### Written problem
Please render the lines of the listing, starting at the line containing "Point bbox=[537, 408, 560, 422]" and ending at the line containing "Point bbox=[596, 141, 619, 155]", as a Markdown table with the columns Row and Line. Omit blank lines.

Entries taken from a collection
══════
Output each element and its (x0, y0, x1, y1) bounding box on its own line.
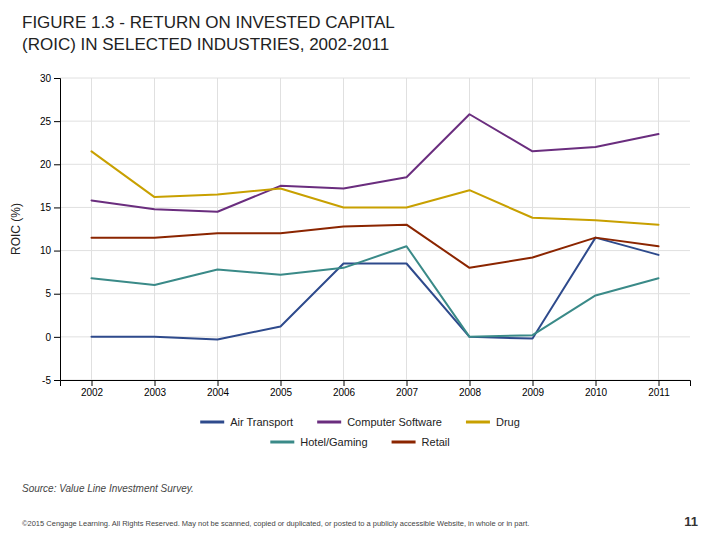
tick-label: 20 (40, 159, 52, 170)
tick-label: -5 (42, 375, 51, 386)
legend-item: Drug (466, 416, 520, 428)
tick-mark (533, 380, 534, 386)
tick: 2011 (648, 380, 670, 398)
tick-mark (407, 380, 408, 386)
tick: 2008 (459, 380, 482, 398)
tick: 10 (40, 245, 60, 256)
tick-mark (218, 380, 219, 386)
tick: -5 (42, 375, 60, 386)
legend-swatch (392, 441, 416, 444)
tick-mark (54, 121, 60, 122)
tick-mark (54, 380, 60, 381)
legend-swatch (270, 441, 294, 444)
tick-label: 2008 (459, 387, 482, 398)
tick-label: 5 (45, 288, 51, 299)
legend: Air Transport Computer Software Drug Hotel/… (200, 416, 520, 448)
x-axis: 2002 2003 2004 2005 2006 2007 2008 2009 2010 2011 (61, 380, 691, 398)
title: FIGURE 1.3 - RETURN ON INVESTED CAPITAL (22, 13, 395, 32)
legend-label: Drug (496, 416, 520, 428)
legend-label: Computer Software (347, 416, 442, 428)
y-axis: -5 0 5 10 15 20 25 30 (40, 73, 61, 386)
lines (92, 114, 659, 339)
tick-label: 15 (40, 202, 52, 213)
legend-item: Air Transport (200, 416, 293, 428)
legend-label: Retail (422, 436, 450, 448)
tick-mark (281, 380, 282, 386)
axis-line (61, 381, 691, 387)
tick-label: 2007 (396, 387, 419, 398)
series-line (92, 246, 659, 337)
grid-line (343, 78, 344, 380)
legend-label: Air Transport (230, 416, 293, 428)
tick: 2010 (585, 380, 608, 398)
page-number: 11 (684, 514, 698, 529)
tick-mark (54, 78, 60, 79)
tick: 2006 (333, 380, 356, 398)
tick-mark (54, 164, 60, 165)
grid (60, 78, 690, 380)
tick-mark (596, 380, 597, 386)
tick: 2007 (396, 380, 419, 398)
tick-label: 2004 (207, 387, 230, 398)
grid-line (280, 78, 281, 380)
tick-mark (92, 380, 93, 386)
tick-mark (155, 380, 156, 386)
tick: 30 (40, 73, 60, 84)
legend-row: Hotel/Gaming Retail (270, 436, 449, 448)
grid-line (217, 78, 218, 380)
grid-line (658, 78, 659, 380)
tick: 20 (40, 159, 60, 170)
y-axis-label: ROIC (%) (9, 203, 23, 255)
grid-line (406, 78, 407, 380)
tick-mark (344, 380, 345, 386)
plot-area: 2002200320042005200620072008200920102011… (9, 73, 691, 398)
tick: 2003 (144, 380, 167, 398)
footer-note: ©2015 Cengage Learning. All Rights Reser… (22, 519, 529, 528)
tick-label: 2009 (522, 387, 545, 398)
tick-label: 10 (40, 245, 52, 256)
tick: 2004 (207, 380, 230, 398)
chart: FIGURE 1.3 - RETURN ON INVESTED CAPITAL (… (0, 0, 720, 540)
tick-label: 25 (40, 116, 52, 127)
tick-label: 2002 (81, 387, 104, 398)
series-line (92, 151, 659, 224)
tick-mark (54, 294, 60, 295)
grid-line (154, 78, 155, 380)
legend-label: Hotel/Gaming (300, 436, 367, 448)
tick-label: 2003 (144, 387, 167, 398)
tick-mark (54, 337, 60, 338)
legend-swatch (466, 421, 490, 424)
series-line (92, 225, 659, 268)
tick: 15 (40, 202, 60, 213)
grid-line (91, 78, 92, 380)
legend-item: Computer Software (317, 416, 442, 428)
legend-item: Retail (392, 436, 450, 448)
tick-mark (54, 207, 60, 208)
tick: 5 (45, 288, 60, 299)
tick: 2002 (81, 380, 104, 398)
tick: 2009 (522, 380, 545, 398)
tick-label: 2006 (333, 387, 356, 398)
tick-label: 0 (45, 332, 51, 343)
legend-item: Hotel/Gaming (270, 436, 367, 448)
tick-label: 30 (40, 73, 52, 84)
legend-swatch (317, 421, 341, 424)
legend-row: Air Transport Computer Software Drug (200, 416, 520, 428)
tick-label: 2010 (585, 387, 608, 398)
series-line (92, 238, 659, 340)
axis-line (54, 79, 61, 381)
grid-line (595, 78, 596, 380)
tick-mark (659, 380, 660, 386)
tick-label: 2005 (270, 387, 293, 398)
legend-swatch (200, 421, 224, 424)
tick: 0 (45, 332, 60, 343)
source-note: Source: Value Line Investment Survey. (22, 483, 194, 494)
tick-mark (54, 251, 60, 252)
tick: 25 (40, 116, 60, 127)
tick-mark (470, 380, 471, 386)
title: (ROIC) IN SELECTED INDUSTRIES, 2002-2011 (22, 35, 389, 54)
tick-label: 2011 (648, 387, 670, 398)
tick: 2005 (270, 380, 293, 398)
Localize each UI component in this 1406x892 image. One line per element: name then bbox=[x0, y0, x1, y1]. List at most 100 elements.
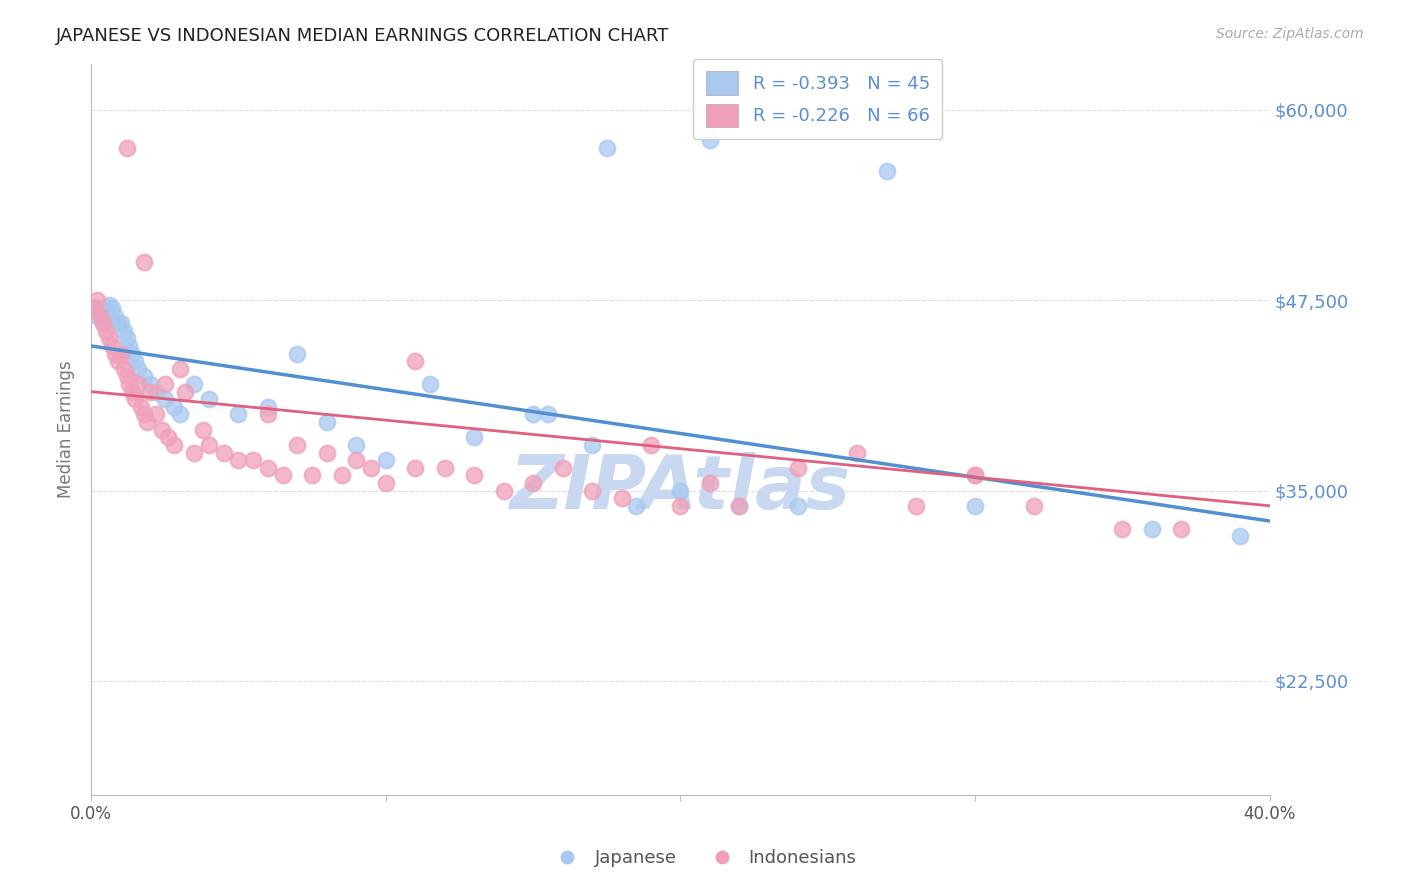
Point bbox=[537, 408, 560, 422]
Point bbox=[134, 369, 156, 384]
Point bbox=[242, 453, 264, 467]
Point bbox=[100, 339, 122, 353]
Point bbox=[669, 499, 692, 513]
Point bbox=[257, 400, 280, 414]
Point bbox=[965, 468, 987, 483]
Point bbox=[787, 499, 810, 513]
Point bbox=[522, 408, 544, 422]
Point bbox=[330, 468, 353, 483]
Point bbox=[121, 384, 143, 399]
Point bbox=[404, 460, 426, 475]
Point bbox=[169, 408, 191, 422]
Point bbox=[626, 499, 648, 513]
Point bbox=[287, 346, 309, 360]
Point bbox=[965, 468, 987, 483]
Point bbox=[344, 453, 367, 467]
Point bbox=[134, 408, 156, 422]
Point bbox=[89, 309, 111, 323]
Point bbox=[433, 460, 456, 475]
Point bbox=[419, 377, 441, 392]
Point bbox=[112, 361, 135, 376]
Point bbox=[965, 499, 987, 513]
Point bbox=[83, 301, 105, 315]
Point bbox=[728, 499, 751, 513]
Point bbox=[174, 384, 197, 399]
Point bbox=[669, 483, 692, 498]
Point bbox=[699, 475, 721, 490]
Point bbox=[551, 460, 574, 475]
Point bbox=[198, 438, 221, 452]
Point bbox=[150, 423, 173, 437]
Point bbox=[610, 491, 633, 506]
Point bbox=[124, 354, 146, 368]
Point bbox=[112, 324, 135, 338]
Point bbox=[97, 298, 120, 312]
Point bbox=[100, 301, 122, 315]
Point bbox=[640, 438, 662, 452]
Point bbox=[129, 400, 152, 414]
Point bbox=[728, 499, 751, 513]
Point bbox=[115, 369, 138, 384]
Point bbox=[596, 141, 619, 155]
Point bbox=[228, 408, 250, 422]
Point bbox=[581, 483, 603, 498]
Point bbox=[163, 438, 186, 452]
Point bbox=[344, 438, 367, 452]
Point bbox=[492, 483, 515, 498]
Point bbox=[104, 309, 127, 323]
Y-axis label: Median Earnings: Median Earnings bbox=[58, 361, 75, 499]
Point bbox=[139, 384, 162, 399]
Point bbox=[156, 430, 179, 444]
Point bbox=[463, 468, 485, 483]
Point bbox=[107, 316, 129, 330]
Point bbox=[522, 475, 544, 490]
Point bbox=[94, 324, 117, 338]
Point bbox=[153, 392, 176, 407]
Point bbox=[301, 468, 323, 483]
Point bbox=[183, 445, 205, 459]
Point bbox=[86, 309, 108, 323]
Point bbox=[191, 423, 214, 437]
Point bbox=[110, 346, 132, 360]
Point bbox=[127, 377, 149, 392]
Point bbox=[83, 301, 105, 315]
Text: Source: ZipAtlas.com: Source: ZipAtlas.com bbox=[1216, 27, 1364, 41]
Point bbox=[153, 377, 176, 392]
Point bbox=[787, 460, 810, 475]
Point bbox=[136, 415, 159, 429]
Text: JAPANESE VS INDONESIAN MEDIAN EARNINGS CORRELATION CHART: JAPANESE VS INDONESIAN MEDIAN EARNINGS C… bbox=[56, 27, 669, 45]
Point bbox=[1022, 499, 1045, 513]
Point bbox=[124, 392, 146, 407]
Point bbox=[228, 453, 250, 467]
Legend: Japanese, Indonesians: Japanese, Indonesians bbox=[543, 842, 863, 874]
Point bbox=[97, 331, 120, 345]
Point bbox=[91, 316, 114, 330]
Point bbox=[183, 377, 205, 392]
Point bbox=[404, 354, 426, 368]
Point bbox=[94, 304, 117, 318]
Point bbox=[86, 293, 108, 308]
Point bbox=[257, 460, 280, 475]
Point bbox=[145, 408, 167, 422]
Point bbox=[1170, 522, 1192, 536]
Point bbox=[374, 453, 396, 467]
Point bbox=[115, 331, 138, 345]
Point bbox=[905, 499, 928, 513]
Point bbox=[463, 430, 485, 444]
Point bbox=[1229, 529, 1251, 543]
Point bbox=[127, 361, 149, 376]
Text: ZIPAtlas: ZIPAtlas bbox=[510, 451, 851, 524]
Point bbox=[118, 377, 141, 392]
Point bbox=[89, 301, 111, 315]
Point bbox=[699, 133, 721, 147]
Point bbox=[118, 339, 141, 353]
Point bbox=[115, 141, 138, 155]
Point bbox=[91, 316, 114, 330]
Point bbox=[198, 392, 221, 407]
Point bbox=[271, 468, 294, 483]
Point bbox=[163, 400, 186, 414]
Point bbox=[846, 445, 869, 459]
Point bbox=[315, 415, 337, 429]
Point bbox=[134, 255, 156, 269]
Point bbox=[169, 361, 191, 376]
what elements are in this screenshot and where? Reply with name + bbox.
══════
### Correct result
| Row | Line |
|---|---|
| 1 | Point bbox=[537, 408, 560, 422] |
| 2 | Point bbox=[134, 369, 156, 384] |
| 3 | Point bbox=[242, 453, 264, 467] |
| 4 | Point bbox=[100, 339, 122, 353] |
| 5 | Point bbox=[669, 499, 692, 513] |
| 6 | Point bbox=[257, 400, 280, 414] |
| 7 | Point bbox=[965, 468, 987, 483] |
| 8 | Point bbox=[787, 499, 810, 513] |
| 9 | Point bbox=[522, 408, 544, 422] |
| 10 | Point bbox=[330, 468, 353, 483] |
| 11 | Point bbox=[121, 384, 143, 399] |
| 12 | Point bbox=[404, 460, 426, 475] |
| 13 | Point bbox=[169, 408, 191, 422] |
| 14 | Point bbox=[626, 499, 648, 513] |
| 15 | Point bbox=[287, 346, 309, 360] |
| 16 | Point bbox=[965, 468, 987, 483] |
| 17 | Point bbox=[344, 453, 367, 467] |
| 18 | Point bbox=[134, 408, 156, 422] |
| 19 | Point bbox=[89, 309, 111, 323] |
| 20 | Point bbox=[433, 460, 456, 475] |
| 21 | Point bbox=[419, 377, 441, 392] |
| 22 | Point bbox=[112, 361, 135, 376] |
| 23 | Point bbox=[965, 499, 987, 513] |
| 24 | Point bbox=[83, 301, 105, 315] |
| 25 | Point bbox=[728, 499, 751, 513] |
| 26 | Point bbox=[174, 384, 197, 399] |
| 27 | Point bbox=[669, 483, 692, 498] |
| 28 | Point bbox=[699, 475, 721, 490] |
| 29 | Point bbox=[551, 460, 574, 475] |
| 30 | Point bbox=[198, 438, 221, 452] |
| 31 | Point bbox=[150, 423, 173, 437] |
| 32 | Point bbox=[610, 491, 633, 506] |
| 33 | Point bbox=[124, 354, 146, 368] |
| 34 | Point bbox=[112, 324, 135, 338] |
| 35 | Point bbox=[97, 298, 120, 312] |
| 36 | Point bbox=[100, 301, 122, 315] |
| 37 | Point bbox=[640, 438, 662, 452] |
| 38 | Point bbox=[129, 400, 152, 414] |
| 39 | Point bbox=[728, 499, 751, 513] |
| 40 | Point bbox=[115, 369, 138, 384] |
| 41 | Point bbox=[596, 141, 619, 155] |